Required work: Check each line of the records below and collect those holding "Data".
----
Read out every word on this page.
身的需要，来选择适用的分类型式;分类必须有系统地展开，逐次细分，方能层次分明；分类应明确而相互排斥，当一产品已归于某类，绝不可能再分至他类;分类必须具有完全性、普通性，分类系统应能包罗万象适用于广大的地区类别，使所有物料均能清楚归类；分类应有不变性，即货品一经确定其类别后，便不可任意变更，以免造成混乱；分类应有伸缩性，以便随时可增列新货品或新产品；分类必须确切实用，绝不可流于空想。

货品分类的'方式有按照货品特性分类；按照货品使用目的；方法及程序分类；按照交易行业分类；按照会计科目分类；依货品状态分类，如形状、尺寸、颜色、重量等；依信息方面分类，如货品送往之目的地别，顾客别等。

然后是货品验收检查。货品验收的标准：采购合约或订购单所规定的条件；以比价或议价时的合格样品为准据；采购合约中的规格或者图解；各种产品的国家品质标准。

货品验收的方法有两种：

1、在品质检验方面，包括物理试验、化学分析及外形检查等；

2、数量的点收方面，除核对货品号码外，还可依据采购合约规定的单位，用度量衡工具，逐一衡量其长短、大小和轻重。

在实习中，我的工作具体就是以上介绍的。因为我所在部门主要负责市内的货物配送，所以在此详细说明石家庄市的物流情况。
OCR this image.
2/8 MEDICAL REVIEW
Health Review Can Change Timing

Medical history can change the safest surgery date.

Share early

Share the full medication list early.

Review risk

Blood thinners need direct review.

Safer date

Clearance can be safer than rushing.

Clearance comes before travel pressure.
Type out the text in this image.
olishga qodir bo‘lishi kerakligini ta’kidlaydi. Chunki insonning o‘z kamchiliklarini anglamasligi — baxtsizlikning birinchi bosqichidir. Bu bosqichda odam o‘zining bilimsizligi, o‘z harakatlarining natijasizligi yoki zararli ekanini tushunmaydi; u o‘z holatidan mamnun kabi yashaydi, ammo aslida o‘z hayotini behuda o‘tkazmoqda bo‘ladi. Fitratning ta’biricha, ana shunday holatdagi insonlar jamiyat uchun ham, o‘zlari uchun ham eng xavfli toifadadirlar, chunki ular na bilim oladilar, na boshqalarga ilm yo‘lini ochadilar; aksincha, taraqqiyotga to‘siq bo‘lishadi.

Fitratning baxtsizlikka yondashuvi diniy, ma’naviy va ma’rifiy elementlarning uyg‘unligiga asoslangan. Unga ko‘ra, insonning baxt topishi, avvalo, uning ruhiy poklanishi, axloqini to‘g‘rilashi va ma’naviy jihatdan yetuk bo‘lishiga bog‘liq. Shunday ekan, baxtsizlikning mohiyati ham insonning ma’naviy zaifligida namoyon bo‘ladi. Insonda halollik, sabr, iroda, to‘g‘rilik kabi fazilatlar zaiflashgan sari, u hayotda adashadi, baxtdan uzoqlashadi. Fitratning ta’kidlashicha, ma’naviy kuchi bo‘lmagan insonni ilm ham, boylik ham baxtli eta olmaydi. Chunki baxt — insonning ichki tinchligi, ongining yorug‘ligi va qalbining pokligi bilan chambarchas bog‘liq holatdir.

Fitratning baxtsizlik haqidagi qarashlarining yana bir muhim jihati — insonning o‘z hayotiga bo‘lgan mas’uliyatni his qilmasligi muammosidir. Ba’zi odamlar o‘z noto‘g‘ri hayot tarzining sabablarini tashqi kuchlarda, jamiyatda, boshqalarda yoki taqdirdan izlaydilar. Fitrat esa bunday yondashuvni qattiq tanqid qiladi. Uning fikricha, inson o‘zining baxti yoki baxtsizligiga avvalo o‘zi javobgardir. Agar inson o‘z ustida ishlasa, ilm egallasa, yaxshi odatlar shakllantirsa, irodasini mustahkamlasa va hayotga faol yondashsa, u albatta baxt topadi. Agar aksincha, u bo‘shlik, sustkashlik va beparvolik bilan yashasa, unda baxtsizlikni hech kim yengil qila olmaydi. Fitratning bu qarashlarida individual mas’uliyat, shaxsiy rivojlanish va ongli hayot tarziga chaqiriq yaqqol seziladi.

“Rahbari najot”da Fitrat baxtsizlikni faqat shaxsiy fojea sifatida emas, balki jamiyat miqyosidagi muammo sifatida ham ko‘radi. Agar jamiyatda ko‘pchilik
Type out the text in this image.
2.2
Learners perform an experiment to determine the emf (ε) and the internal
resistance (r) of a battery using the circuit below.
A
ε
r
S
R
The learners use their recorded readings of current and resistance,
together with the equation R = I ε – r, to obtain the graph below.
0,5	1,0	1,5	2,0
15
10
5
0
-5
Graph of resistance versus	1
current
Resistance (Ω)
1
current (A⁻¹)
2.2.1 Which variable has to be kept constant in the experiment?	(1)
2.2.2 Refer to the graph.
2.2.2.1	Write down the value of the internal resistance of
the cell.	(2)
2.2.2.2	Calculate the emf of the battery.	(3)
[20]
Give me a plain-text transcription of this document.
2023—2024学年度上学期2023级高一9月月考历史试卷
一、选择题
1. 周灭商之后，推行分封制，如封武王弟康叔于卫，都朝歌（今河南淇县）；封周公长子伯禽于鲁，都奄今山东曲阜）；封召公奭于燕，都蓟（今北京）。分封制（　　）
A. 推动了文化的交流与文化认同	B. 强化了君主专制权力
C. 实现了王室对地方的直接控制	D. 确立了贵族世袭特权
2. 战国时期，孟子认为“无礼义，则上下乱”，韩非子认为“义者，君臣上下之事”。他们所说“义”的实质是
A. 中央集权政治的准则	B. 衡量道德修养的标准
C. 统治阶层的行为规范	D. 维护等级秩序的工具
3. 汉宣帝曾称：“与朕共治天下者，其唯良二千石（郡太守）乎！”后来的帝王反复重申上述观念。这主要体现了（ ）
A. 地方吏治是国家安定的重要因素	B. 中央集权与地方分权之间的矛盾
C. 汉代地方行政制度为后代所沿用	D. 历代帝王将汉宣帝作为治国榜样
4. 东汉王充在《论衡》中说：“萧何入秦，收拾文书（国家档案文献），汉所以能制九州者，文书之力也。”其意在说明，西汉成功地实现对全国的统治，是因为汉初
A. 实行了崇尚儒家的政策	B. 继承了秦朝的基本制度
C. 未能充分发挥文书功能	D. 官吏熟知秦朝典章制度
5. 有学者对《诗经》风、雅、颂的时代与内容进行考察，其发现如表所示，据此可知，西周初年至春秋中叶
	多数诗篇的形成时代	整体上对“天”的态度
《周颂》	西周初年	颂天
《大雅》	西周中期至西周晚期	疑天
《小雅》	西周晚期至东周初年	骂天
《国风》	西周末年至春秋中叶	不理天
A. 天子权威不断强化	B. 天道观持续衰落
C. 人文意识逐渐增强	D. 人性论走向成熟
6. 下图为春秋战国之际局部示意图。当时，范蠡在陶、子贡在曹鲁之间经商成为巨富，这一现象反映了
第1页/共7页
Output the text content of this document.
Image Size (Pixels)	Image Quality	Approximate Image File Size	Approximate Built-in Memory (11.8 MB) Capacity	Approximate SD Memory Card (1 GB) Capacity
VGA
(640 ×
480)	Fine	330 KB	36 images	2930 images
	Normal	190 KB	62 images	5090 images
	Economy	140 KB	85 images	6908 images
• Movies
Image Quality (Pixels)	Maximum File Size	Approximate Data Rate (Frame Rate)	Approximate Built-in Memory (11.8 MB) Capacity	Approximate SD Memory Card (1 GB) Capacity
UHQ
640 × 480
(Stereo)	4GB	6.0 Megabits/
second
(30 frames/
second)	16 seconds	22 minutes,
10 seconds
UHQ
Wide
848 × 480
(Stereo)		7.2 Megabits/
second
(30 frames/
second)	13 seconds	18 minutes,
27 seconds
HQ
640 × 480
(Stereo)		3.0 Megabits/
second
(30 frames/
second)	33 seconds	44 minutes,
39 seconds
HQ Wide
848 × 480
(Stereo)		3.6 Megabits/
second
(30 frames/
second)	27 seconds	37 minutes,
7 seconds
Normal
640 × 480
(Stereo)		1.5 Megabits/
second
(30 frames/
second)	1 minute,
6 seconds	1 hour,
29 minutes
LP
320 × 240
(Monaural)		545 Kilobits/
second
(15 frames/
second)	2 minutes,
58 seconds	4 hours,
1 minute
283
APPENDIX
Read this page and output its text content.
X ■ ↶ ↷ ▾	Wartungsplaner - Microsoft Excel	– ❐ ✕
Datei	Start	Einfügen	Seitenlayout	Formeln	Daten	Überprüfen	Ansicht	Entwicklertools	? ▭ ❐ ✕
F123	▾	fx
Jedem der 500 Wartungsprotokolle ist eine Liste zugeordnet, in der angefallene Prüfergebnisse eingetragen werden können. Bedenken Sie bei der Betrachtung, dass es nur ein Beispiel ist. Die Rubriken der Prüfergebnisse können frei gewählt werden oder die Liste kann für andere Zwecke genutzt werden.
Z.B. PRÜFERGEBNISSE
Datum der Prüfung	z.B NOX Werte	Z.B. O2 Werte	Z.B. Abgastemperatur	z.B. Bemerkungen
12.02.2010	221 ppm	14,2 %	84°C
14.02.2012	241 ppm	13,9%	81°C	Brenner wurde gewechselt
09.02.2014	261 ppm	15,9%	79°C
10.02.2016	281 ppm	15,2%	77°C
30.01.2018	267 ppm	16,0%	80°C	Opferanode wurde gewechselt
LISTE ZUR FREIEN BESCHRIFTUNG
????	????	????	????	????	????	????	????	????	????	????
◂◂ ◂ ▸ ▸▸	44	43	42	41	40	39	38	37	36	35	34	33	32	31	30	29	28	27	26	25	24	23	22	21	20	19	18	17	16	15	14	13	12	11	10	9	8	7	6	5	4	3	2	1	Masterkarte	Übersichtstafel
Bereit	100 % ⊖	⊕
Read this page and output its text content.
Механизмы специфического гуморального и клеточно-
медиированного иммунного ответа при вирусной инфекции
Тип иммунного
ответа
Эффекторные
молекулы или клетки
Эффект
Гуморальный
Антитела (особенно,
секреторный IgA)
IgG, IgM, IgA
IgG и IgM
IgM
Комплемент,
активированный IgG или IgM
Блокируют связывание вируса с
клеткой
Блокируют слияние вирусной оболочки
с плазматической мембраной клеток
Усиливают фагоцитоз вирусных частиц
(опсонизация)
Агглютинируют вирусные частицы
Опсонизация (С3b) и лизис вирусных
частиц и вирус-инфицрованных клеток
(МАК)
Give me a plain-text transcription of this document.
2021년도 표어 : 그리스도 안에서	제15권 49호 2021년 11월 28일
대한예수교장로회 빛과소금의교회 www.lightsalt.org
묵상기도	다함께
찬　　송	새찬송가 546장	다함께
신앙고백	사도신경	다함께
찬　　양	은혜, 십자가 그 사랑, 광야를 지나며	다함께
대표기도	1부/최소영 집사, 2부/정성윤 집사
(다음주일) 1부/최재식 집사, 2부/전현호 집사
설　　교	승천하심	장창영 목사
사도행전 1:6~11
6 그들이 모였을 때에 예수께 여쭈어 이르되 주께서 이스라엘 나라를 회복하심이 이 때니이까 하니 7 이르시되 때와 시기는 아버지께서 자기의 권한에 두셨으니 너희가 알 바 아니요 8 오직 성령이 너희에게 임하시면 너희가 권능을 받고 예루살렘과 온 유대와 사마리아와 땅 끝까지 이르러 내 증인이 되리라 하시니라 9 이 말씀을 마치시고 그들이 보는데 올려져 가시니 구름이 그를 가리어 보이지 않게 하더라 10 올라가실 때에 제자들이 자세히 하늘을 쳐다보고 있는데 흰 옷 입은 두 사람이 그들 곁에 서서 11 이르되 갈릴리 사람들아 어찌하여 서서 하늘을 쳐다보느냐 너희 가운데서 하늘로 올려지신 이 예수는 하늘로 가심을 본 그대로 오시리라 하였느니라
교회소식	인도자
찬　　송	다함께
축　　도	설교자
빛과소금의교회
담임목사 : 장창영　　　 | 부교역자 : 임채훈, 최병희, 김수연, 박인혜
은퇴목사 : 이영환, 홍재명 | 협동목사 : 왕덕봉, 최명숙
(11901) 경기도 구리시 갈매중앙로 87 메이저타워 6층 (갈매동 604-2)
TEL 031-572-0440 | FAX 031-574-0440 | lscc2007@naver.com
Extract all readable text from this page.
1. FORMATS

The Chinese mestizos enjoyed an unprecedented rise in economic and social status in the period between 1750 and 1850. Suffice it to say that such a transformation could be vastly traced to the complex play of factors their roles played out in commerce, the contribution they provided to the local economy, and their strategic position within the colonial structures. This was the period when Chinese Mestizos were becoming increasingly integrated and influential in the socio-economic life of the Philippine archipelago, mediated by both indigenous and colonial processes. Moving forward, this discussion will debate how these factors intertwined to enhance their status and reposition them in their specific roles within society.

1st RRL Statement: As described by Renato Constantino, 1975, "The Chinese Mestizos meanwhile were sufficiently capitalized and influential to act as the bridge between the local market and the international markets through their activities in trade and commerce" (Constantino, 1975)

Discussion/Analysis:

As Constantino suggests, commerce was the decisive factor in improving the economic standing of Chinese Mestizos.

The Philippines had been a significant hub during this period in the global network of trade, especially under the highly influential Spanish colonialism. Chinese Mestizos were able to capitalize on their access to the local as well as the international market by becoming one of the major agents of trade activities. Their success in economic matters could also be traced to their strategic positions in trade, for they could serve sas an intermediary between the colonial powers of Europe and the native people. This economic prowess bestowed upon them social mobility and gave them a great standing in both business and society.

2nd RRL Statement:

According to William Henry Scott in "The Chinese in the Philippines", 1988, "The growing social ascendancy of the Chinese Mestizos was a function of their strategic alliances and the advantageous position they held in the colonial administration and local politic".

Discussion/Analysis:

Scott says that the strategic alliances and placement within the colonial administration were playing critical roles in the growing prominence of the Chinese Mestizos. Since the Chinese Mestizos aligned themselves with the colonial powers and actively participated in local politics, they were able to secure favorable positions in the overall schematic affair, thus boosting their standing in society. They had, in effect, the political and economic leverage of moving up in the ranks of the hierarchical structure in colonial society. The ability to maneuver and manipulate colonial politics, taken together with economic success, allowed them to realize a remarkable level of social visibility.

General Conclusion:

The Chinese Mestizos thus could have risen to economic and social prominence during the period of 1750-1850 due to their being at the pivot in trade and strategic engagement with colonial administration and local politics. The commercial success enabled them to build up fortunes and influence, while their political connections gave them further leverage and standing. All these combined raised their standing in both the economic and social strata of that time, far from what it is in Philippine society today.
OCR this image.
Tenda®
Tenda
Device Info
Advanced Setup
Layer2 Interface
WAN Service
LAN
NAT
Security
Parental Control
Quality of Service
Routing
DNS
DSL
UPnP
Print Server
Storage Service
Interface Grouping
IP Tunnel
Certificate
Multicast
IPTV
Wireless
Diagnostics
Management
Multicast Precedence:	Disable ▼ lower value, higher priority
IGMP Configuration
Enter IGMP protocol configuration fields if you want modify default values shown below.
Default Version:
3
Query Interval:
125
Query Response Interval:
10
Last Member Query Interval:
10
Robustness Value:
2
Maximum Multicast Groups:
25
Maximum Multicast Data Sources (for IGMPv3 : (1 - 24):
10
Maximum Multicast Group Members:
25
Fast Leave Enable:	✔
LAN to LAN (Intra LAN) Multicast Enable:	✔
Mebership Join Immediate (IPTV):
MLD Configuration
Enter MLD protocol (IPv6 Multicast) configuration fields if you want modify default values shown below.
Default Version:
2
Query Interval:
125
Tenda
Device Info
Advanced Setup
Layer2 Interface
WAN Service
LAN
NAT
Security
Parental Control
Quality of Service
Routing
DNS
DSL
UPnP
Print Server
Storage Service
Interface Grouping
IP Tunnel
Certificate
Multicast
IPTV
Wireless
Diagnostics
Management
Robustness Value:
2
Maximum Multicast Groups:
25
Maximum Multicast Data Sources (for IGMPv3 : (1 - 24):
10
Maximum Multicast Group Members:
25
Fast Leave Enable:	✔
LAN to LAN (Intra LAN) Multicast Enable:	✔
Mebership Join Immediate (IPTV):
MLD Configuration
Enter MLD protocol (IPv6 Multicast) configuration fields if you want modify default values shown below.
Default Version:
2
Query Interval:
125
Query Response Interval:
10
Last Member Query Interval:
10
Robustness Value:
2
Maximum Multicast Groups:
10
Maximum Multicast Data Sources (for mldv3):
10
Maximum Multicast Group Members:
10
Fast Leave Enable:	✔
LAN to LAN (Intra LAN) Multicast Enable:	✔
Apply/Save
----
Expected output:
Image Quality (Pixels)	Maximum File Size	Approximate Data Rate (Frame Rate)	Approximate Built-in Memory (11.8 MB) Capacity	Approximate SD Memory Card (1 GB) Capacity
Maximum Multicast Data Sources (for IGMPv3 : (1 - 24):
Maximum Multicast Data Sources (for IGMPv3 : (1 - 24):
Maximum Multicast Data Sources (for mldv3):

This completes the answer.